STATED EXERCISE -
Extract, from the listing that follows, each line containing the word "name".
+++ DATA ROWS +++
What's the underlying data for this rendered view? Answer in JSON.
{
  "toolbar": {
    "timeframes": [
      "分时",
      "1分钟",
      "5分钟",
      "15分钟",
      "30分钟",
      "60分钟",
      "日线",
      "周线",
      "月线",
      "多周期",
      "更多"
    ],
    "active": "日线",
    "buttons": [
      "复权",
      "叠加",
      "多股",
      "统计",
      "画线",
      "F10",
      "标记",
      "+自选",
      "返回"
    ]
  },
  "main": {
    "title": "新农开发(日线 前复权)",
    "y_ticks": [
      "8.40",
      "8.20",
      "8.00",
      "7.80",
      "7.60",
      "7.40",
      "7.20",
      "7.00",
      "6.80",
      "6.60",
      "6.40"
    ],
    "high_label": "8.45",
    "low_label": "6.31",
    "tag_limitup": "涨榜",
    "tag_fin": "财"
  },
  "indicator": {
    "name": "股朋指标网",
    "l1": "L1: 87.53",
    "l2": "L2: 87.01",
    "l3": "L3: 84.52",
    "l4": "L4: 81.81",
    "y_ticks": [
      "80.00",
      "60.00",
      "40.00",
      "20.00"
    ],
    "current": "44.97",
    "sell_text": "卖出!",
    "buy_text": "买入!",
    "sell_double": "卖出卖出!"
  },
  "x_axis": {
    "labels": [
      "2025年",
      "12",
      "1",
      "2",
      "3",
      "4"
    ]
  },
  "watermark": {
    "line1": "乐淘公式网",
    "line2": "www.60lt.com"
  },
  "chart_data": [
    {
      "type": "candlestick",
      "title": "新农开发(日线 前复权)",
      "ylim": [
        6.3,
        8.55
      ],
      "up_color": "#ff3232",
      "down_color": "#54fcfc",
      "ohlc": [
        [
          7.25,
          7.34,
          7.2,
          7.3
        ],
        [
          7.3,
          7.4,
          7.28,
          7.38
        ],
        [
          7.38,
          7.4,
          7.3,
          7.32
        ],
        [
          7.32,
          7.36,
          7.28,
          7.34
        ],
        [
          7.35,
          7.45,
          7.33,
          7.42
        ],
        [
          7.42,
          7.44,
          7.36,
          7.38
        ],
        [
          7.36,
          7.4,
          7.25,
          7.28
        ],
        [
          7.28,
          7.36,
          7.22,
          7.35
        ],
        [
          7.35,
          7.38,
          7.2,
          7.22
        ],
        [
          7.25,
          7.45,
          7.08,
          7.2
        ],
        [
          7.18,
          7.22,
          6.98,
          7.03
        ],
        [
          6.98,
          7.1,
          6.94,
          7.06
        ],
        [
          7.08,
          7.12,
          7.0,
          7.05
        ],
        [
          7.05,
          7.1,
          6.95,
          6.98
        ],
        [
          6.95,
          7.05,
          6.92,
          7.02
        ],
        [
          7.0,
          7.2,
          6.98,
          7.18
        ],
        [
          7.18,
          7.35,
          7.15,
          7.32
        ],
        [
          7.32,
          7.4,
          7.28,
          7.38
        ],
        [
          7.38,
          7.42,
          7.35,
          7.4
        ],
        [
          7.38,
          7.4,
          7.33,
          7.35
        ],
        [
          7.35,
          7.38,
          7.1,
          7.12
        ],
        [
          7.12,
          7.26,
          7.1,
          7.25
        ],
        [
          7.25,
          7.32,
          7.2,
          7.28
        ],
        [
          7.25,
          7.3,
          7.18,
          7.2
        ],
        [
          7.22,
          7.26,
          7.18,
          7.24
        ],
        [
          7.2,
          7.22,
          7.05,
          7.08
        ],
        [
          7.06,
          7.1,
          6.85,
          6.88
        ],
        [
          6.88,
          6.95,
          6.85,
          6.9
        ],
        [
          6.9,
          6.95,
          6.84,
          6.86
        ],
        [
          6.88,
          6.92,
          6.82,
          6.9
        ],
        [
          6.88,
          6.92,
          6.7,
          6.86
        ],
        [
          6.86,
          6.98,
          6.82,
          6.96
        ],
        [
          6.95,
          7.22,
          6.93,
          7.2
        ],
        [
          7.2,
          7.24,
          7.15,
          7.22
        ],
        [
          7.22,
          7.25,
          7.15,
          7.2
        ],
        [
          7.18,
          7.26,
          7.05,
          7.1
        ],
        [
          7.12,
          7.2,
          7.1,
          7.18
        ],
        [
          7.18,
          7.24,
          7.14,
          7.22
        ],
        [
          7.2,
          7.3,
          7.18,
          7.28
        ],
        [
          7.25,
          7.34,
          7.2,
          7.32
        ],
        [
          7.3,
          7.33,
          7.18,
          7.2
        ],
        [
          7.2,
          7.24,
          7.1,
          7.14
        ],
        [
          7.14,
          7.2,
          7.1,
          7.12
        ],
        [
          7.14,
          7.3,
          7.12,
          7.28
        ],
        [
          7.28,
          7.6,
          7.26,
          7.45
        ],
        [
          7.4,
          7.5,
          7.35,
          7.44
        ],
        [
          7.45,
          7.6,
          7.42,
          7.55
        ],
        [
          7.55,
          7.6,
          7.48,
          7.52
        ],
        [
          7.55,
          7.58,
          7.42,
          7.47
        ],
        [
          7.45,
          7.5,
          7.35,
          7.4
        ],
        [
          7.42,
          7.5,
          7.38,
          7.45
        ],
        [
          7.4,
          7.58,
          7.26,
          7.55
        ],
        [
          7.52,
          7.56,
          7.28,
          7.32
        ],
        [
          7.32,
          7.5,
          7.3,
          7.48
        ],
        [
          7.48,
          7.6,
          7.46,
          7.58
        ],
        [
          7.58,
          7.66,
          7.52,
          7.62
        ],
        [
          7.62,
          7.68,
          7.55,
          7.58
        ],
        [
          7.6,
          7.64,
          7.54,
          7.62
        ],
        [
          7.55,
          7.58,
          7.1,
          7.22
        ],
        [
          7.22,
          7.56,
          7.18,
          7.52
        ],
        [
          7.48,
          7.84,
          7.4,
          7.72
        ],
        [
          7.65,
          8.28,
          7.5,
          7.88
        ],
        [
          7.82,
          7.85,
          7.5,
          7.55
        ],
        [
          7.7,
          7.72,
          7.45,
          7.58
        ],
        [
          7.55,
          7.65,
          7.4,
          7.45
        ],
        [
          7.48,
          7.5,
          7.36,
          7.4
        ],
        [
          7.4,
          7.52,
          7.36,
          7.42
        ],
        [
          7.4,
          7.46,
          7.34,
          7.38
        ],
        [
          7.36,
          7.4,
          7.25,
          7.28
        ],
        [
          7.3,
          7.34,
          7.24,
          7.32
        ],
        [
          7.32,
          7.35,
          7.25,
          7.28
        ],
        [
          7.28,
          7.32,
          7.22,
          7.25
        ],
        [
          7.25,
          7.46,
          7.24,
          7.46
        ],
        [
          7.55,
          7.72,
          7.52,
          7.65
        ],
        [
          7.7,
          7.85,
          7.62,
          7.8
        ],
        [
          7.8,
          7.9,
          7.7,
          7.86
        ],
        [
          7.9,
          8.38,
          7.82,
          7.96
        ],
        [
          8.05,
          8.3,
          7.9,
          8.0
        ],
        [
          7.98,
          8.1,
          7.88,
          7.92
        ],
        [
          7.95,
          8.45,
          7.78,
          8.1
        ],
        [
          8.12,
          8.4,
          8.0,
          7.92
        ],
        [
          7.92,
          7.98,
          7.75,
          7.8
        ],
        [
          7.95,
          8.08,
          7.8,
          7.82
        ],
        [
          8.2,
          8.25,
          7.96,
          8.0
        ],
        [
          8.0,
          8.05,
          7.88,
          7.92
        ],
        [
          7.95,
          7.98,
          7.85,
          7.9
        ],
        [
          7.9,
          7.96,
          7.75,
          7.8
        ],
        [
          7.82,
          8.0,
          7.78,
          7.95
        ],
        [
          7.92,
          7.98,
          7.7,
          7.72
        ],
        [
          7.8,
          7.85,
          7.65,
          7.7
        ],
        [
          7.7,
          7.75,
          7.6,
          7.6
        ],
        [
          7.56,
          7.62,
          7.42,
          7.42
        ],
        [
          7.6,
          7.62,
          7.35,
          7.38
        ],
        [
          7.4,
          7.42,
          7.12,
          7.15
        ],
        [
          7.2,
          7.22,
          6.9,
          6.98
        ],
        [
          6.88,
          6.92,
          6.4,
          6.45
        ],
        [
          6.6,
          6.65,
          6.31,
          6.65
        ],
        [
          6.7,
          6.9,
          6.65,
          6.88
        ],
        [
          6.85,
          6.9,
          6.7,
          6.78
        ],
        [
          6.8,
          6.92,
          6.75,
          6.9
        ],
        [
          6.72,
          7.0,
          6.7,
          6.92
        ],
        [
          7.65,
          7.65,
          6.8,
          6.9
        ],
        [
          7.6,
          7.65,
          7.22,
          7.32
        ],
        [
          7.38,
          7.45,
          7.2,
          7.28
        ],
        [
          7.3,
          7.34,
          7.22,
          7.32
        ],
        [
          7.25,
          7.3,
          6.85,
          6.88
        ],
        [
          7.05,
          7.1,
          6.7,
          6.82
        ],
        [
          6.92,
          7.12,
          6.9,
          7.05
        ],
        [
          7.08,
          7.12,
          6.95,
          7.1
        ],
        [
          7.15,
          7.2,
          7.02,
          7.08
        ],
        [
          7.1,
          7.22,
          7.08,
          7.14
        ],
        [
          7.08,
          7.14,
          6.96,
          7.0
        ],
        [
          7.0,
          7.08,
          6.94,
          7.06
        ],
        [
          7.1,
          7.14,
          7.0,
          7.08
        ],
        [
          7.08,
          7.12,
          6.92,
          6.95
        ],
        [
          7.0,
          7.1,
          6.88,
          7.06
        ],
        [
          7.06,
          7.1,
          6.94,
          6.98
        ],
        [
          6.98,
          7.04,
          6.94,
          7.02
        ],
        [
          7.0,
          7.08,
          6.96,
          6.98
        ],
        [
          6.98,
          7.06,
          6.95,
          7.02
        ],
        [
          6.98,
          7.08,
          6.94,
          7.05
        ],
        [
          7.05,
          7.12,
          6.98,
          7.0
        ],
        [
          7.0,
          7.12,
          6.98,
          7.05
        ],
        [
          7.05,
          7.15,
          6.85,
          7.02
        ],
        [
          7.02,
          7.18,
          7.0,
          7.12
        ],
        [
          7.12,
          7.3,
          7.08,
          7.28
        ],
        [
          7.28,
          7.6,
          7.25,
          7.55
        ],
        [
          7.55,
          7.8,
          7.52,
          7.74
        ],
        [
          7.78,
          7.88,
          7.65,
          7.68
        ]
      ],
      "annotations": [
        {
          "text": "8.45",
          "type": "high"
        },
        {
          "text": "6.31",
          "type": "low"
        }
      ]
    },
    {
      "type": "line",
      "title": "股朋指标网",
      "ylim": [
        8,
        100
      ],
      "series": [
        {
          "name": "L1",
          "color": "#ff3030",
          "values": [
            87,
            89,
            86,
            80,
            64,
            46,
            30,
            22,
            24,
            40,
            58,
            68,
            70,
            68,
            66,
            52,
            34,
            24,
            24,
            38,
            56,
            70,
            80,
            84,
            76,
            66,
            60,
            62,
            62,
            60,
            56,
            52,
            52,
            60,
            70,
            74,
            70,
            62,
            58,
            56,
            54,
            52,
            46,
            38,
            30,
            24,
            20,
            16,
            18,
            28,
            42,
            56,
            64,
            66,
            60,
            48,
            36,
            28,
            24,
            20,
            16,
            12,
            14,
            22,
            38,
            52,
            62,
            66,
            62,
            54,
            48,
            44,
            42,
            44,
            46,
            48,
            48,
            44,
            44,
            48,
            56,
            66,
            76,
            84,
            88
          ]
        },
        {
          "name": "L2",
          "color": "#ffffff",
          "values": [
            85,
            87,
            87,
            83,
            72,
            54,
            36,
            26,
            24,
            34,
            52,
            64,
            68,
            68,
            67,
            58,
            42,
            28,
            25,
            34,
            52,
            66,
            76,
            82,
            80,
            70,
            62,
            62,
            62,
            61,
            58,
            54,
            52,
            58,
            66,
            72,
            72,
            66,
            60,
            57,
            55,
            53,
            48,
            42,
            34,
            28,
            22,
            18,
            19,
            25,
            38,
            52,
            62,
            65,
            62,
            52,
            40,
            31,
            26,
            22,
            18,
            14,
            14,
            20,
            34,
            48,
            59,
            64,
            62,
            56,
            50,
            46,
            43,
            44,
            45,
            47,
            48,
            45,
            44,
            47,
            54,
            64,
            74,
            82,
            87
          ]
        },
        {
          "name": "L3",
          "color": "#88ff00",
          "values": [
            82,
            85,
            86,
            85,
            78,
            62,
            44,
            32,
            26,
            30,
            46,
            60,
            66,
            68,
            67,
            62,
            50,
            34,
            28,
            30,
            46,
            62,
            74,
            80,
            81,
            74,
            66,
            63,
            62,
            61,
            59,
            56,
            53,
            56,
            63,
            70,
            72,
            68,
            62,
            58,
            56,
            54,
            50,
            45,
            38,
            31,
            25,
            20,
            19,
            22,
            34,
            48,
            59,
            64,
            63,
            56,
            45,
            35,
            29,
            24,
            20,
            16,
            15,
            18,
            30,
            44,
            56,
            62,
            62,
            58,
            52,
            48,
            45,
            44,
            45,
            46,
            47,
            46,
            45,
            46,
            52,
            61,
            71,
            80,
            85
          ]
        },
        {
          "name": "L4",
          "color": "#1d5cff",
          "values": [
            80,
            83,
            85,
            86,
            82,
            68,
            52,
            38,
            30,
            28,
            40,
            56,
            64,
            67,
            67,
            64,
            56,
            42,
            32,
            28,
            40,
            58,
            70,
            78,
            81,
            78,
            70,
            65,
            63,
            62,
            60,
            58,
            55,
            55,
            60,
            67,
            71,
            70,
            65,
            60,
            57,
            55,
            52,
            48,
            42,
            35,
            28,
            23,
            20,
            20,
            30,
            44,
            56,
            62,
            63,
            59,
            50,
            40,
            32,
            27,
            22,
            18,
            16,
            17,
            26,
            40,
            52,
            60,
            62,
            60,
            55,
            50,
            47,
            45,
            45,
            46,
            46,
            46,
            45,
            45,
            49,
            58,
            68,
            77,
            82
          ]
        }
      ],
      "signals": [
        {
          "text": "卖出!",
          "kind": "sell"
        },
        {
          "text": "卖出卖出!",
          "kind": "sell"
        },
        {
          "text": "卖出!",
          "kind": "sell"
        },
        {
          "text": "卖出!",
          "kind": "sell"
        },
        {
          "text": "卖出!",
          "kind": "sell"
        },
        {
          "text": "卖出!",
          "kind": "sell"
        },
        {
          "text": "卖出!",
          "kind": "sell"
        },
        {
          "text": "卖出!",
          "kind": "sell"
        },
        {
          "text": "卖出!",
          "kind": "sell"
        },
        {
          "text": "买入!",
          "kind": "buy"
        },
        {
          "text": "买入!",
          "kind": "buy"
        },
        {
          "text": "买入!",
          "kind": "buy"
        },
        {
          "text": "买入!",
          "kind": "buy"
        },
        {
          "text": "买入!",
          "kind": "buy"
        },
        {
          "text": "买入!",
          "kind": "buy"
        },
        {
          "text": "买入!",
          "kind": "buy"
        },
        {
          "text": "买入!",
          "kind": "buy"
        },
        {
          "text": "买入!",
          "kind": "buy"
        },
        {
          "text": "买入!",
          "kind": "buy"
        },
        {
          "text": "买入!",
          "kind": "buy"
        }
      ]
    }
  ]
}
+++
FINAL ANSWER -
    "name": "股朋指标网",
          "name": "L1",
          "name": "L2",
          "name": "L3",
          "name": "L4",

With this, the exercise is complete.